_Work to be completed_
Copy out all lines with the word "values" in them.

>> start Records for processing

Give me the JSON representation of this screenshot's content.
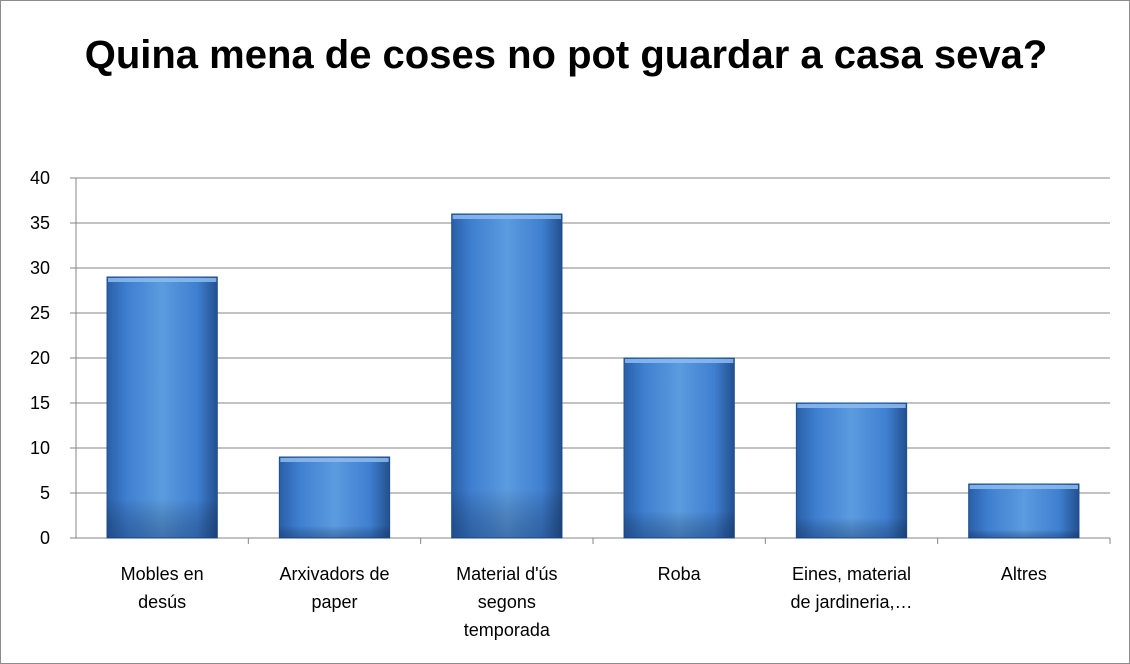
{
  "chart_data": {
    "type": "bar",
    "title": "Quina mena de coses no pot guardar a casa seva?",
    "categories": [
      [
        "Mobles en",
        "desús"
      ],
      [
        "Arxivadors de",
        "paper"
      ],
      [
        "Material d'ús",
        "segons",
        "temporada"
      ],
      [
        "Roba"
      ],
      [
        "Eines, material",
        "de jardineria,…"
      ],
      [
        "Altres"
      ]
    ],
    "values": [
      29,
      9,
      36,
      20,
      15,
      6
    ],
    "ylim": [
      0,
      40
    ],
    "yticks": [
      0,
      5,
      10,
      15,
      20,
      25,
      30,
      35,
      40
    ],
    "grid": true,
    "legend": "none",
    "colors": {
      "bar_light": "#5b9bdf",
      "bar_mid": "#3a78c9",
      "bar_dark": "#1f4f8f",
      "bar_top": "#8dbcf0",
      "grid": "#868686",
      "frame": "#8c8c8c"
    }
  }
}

>> end Records for processing
>> start Records for processing

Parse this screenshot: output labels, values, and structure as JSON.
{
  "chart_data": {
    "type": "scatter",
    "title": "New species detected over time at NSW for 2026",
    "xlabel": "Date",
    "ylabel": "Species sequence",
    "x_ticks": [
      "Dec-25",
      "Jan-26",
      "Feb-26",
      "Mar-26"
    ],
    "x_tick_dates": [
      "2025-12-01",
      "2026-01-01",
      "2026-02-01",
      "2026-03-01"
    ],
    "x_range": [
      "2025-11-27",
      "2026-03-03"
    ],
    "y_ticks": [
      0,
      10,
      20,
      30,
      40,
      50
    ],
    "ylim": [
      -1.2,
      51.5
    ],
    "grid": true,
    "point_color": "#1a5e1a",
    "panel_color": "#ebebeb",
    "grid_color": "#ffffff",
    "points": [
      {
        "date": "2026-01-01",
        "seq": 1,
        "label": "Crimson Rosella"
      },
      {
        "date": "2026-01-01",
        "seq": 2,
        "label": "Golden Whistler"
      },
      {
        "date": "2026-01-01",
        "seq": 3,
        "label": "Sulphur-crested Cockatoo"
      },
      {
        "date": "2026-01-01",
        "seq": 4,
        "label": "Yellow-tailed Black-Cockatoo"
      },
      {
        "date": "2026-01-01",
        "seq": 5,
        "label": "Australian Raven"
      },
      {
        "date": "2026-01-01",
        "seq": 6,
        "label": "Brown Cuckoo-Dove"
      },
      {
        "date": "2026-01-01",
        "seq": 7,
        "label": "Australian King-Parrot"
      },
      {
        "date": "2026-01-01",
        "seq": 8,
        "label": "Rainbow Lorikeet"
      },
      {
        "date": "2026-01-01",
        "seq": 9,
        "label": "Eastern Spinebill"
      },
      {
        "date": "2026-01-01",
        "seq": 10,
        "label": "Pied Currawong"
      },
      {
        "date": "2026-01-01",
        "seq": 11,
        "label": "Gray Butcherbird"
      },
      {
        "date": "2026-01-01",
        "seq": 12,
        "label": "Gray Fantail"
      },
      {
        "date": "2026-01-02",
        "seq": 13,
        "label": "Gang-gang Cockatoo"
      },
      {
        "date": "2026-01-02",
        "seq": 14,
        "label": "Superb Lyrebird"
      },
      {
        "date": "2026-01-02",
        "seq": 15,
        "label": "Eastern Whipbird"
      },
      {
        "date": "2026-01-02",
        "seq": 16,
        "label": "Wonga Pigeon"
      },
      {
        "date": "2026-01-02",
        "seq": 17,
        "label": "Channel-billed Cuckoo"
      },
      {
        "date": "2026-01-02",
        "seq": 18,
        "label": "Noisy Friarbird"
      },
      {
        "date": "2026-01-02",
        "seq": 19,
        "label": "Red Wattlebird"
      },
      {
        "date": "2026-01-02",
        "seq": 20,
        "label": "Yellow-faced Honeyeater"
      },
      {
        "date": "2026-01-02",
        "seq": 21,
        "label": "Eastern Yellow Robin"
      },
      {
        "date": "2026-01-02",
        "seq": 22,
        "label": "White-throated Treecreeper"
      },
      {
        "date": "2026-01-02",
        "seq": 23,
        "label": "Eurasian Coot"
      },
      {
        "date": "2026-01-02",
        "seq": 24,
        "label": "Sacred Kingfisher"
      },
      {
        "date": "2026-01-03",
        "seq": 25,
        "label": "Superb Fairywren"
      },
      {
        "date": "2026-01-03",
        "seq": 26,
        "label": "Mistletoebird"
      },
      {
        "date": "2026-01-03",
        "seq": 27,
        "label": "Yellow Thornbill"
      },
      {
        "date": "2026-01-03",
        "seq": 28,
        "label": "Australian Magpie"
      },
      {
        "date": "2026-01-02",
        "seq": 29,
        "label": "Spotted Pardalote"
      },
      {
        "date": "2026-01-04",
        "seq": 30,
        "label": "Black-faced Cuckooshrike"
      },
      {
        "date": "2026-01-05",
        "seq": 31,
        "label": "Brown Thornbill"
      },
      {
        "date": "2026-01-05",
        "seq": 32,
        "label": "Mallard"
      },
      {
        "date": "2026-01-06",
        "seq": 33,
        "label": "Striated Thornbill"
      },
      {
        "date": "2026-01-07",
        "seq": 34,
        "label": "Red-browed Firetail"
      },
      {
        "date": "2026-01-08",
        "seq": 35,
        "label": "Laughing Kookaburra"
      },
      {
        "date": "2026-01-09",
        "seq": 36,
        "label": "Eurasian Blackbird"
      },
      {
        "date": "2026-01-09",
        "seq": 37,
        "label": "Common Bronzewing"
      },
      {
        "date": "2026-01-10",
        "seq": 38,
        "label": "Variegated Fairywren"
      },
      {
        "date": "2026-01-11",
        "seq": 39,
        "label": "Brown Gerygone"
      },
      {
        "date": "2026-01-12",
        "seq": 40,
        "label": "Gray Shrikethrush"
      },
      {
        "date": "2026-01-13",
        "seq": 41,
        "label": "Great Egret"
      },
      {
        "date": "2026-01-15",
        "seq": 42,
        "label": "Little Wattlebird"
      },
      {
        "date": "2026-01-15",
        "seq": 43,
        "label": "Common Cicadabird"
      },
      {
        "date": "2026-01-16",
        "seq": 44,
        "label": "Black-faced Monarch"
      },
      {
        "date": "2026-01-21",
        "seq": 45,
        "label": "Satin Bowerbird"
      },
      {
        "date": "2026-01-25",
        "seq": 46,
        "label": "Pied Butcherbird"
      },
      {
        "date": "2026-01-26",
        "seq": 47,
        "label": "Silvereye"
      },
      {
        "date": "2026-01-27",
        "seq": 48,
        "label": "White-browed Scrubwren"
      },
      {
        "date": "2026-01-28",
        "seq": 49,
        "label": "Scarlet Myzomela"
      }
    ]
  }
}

>> end Records for processing

_In response_
    "values": [
Parse this screenshot: output labels, values, and structure as JSON.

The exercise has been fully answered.